Data entries
»»

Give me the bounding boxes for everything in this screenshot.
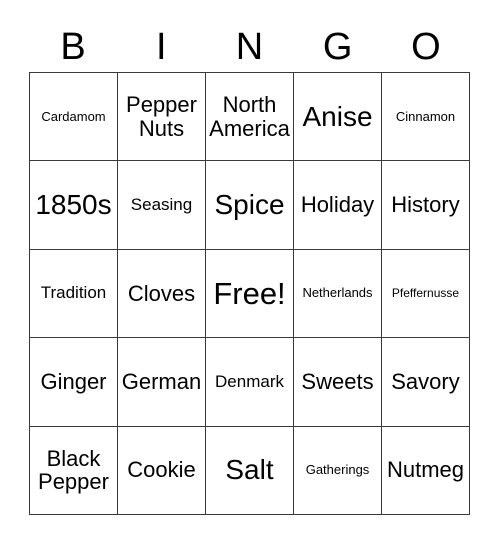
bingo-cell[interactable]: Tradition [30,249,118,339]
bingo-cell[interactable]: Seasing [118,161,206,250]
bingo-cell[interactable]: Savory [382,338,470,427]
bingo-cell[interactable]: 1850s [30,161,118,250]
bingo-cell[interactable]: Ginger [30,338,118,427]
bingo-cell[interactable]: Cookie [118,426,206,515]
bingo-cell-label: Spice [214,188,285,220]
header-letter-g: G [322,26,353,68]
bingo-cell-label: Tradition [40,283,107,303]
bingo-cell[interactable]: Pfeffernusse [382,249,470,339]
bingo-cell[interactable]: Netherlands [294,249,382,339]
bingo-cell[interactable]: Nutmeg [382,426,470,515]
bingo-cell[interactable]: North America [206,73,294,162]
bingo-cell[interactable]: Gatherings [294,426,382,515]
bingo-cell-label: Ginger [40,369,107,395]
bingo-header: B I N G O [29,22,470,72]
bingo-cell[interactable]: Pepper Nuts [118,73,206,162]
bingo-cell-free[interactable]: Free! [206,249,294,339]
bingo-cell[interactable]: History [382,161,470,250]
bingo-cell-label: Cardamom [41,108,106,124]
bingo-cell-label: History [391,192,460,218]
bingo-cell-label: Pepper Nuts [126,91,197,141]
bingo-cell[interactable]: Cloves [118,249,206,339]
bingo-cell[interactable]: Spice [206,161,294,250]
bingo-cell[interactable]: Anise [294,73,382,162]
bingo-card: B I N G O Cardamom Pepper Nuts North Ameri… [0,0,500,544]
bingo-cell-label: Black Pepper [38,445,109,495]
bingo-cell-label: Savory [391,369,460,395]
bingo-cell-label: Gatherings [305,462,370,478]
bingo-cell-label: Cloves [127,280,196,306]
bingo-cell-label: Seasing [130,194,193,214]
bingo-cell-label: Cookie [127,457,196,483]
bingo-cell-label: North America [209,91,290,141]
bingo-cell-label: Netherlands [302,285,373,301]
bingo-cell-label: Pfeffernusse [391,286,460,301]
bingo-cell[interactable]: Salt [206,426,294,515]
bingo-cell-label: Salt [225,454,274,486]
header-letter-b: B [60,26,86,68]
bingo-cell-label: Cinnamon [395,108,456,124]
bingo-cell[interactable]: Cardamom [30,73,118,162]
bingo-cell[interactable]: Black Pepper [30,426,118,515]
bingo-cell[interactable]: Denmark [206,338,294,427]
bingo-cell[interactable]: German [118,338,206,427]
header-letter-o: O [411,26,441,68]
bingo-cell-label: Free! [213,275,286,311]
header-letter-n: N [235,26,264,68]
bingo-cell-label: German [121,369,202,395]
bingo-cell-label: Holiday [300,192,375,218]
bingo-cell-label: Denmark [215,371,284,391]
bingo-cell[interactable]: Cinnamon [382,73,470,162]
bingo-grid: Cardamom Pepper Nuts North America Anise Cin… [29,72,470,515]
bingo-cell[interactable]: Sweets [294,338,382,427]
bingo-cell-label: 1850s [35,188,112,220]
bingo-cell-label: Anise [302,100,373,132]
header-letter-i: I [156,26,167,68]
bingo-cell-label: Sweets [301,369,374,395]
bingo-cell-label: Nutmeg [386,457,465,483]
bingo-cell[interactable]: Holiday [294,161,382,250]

««
»»

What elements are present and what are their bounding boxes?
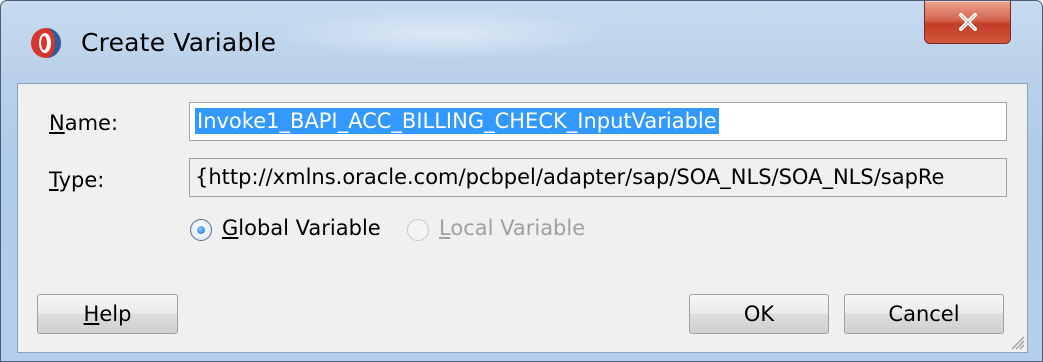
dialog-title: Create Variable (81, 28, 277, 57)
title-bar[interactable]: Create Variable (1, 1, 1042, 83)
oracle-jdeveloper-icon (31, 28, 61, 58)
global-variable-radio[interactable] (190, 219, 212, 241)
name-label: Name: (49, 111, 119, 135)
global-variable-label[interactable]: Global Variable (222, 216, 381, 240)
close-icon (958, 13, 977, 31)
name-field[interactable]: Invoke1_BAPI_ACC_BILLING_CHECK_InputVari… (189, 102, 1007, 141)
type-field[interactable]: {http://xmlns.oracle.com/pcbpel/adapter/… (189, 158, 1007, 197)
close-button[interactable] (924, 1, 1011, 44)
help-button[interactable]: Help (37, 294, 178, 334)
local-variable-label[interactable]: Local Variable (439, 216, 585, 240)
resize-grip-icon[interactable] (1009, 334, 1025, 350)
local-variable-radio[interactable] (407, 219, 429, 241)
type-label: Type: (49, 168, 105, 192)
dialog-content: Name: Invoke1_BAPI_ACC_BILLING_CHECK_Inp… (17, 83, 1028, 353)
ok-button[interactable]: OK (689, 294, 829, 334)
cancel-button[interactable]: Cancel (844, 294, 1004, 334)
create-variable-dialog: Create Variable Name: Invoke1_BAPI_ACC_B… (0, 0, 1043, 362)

««

WRITTEN PROBLEM:
Please rewrite the stretch of lines from the one containing "bingo-cell[interactable]: Tradition [30,249,118,339]" through the one containing "bingo-cell[interactable]: Pepper Nuts", substituting "Clove" for every "Ginger" and leaving everything else unchanged.

ANSWER:
bingo-cell[interactable]: Tradition [30,249,118,339]
bingo-cell[interactable]: Seasing [118,161,206,250]
bingo-cell[interactable]: Savory [382,338,470,427]
bingo-cell[interactable]: 1850s [30,161,118,250]
bingo-cell[interactable]: Clove [30,338,118,427]
bingo-cell[interactable]: Cookie [118,426,206,515]
bingo-cell-label: Spice [214,188,285,220]
header-letter-g: G [322,26,353,68]
bingo-cell-label: Tradition [40,283,107,303]
bingo-cell[interactable]: Pfeffernusse [382,249,470,339]
bingo-cell[interactable]: Netherlands [294,249,382,339]
bingo-cell[interactable]: Nutmeg [382,426,470,515]
bingo-cell[interactable]: North America [206,73,294,162]
bingo-cell[interactable]: Gatherings [294,426,382,515]
bingo-cell-label: Clove [40,369,107,395]
bingo-header: B I N G O [29,22,470,72]
bingo-cell[interactable]: Pepper Nuts [118,73,206,162]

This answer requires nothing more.